%%

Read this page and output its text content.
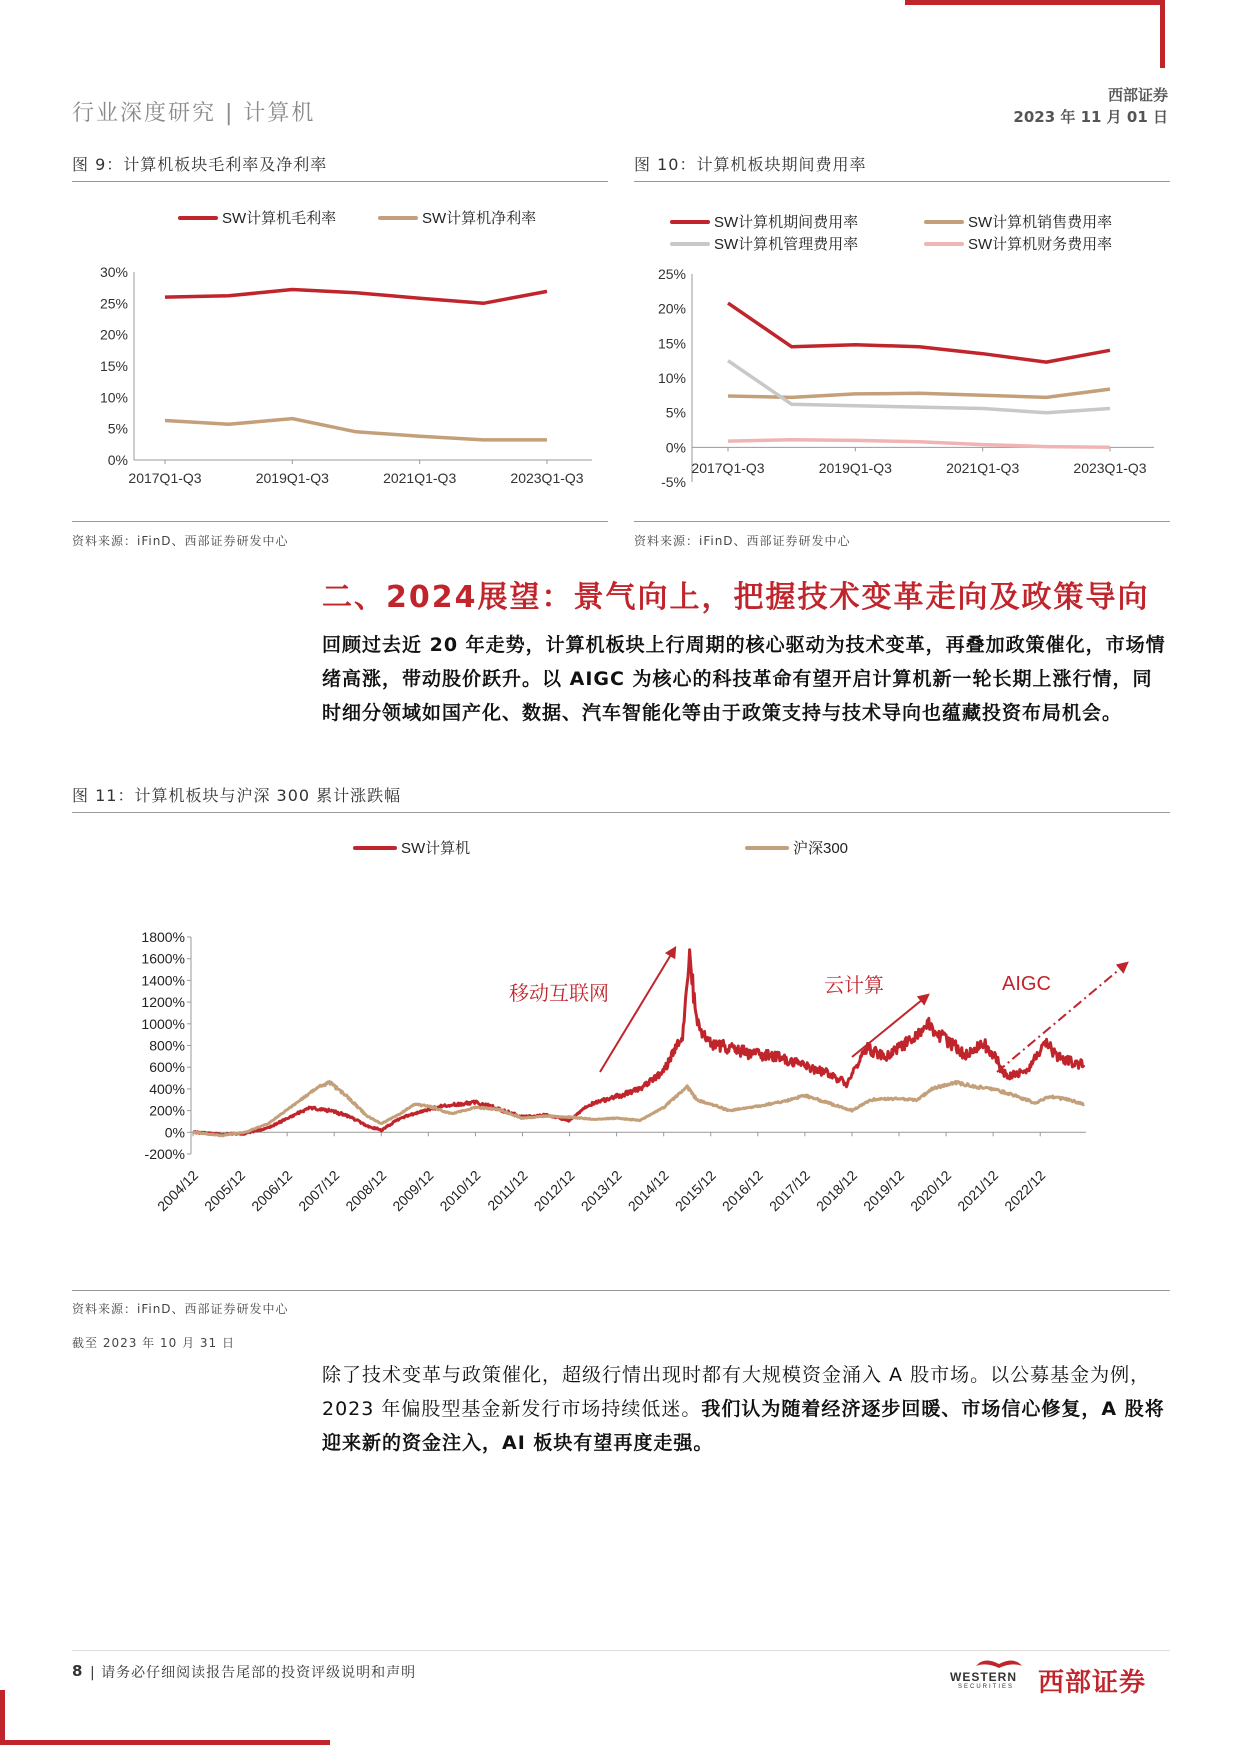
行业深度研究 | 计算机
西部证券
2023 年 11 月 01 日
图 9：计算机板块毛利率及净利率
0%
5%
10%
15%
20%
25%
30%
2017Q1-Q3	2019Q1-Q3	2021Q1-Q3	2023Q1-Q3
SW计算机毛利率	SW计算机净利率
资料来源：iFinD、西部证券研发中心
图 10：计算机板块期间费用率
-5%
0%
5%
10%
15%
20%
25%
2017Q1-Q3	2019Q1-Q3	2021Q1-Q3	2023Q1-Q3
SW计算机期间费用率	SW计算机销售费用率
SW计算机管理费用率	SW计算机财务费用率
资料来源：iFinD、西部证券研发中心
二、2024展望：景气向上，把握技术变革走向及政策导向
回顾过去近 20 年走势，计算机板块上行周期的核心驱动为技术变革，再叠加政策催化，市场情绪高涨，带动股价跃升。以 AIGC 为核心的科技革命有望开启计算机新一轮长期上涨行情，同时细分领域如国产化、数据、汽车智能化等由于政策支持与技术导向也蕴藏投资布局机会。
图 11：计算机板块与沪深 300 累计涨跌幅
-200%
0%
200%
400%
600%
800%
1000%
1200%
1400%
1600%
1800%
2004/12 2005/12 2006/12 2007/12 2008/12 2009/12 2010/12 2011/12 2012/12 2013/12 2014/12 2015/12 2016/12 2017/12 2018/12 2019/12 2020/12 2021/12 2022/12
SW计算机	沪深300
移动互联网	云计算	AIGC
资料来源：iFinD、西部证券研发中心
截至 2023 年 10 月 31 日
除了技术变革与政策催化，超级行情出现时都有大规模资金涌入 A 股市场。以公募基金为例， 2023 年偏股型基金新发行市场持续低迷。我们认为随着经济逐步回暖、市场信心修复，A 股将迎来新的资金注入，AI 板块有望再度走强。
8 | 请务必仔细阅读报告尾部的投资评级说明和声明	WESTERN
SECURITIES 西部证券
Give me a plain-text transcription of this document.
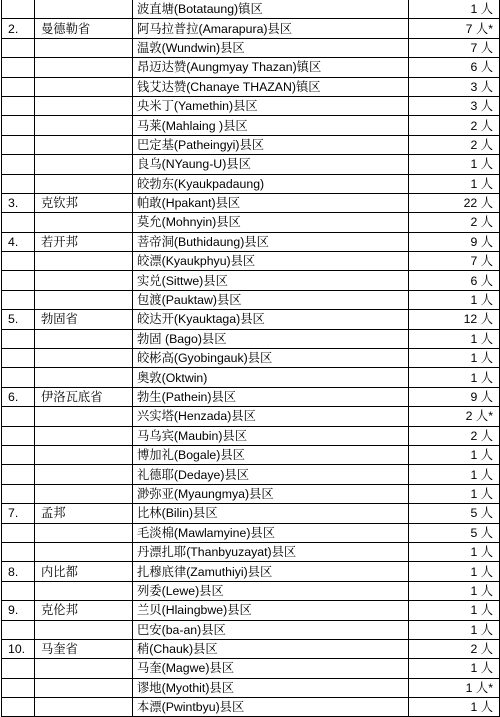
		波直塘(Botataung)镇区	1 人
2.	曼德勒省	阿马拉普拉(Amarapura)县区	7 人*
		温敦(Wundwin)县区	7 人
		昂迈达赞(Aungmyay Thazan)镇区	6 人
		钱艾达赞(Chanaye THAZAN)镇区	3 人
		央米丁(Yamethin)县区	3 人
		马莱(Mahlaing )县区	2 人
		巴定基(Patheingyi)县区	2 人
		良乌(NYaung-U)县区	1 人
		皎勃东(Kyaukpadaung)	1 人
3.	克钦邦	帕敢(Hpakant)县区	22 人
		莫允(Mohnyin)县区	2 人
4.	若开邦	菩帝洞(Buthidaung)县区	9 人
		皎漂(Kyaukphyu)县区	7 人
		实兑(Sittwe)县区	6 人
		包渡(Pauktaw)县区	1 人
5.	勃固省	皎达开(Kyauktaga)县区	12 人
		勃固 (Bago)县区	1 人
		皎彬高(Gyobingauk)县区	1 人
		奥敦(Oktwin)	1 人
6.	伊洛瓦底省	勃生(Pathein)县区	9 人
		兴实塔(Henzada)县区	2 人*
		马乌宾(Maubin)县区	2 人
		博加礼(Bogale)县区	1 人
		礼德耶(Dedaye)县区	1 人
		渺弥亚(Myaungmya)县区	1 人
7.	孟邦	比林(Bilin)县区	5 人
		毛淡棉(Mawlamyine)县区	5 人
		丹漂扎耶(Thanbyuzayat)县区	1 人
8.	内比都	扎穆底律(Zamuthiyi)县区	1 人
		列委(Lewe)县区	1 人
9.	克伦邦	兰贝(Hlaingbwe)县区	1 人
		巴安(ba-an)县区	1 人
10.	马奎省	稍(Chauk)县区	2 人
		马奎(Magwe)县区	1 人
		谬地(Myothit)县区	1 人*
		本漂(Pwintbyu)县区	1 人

%%

**Brief:** Check each line of the records for the word "this", and show the lines that contain it.

**Full solution:**
Read this page and output its text content.
Give me a plain-text transcription of this document.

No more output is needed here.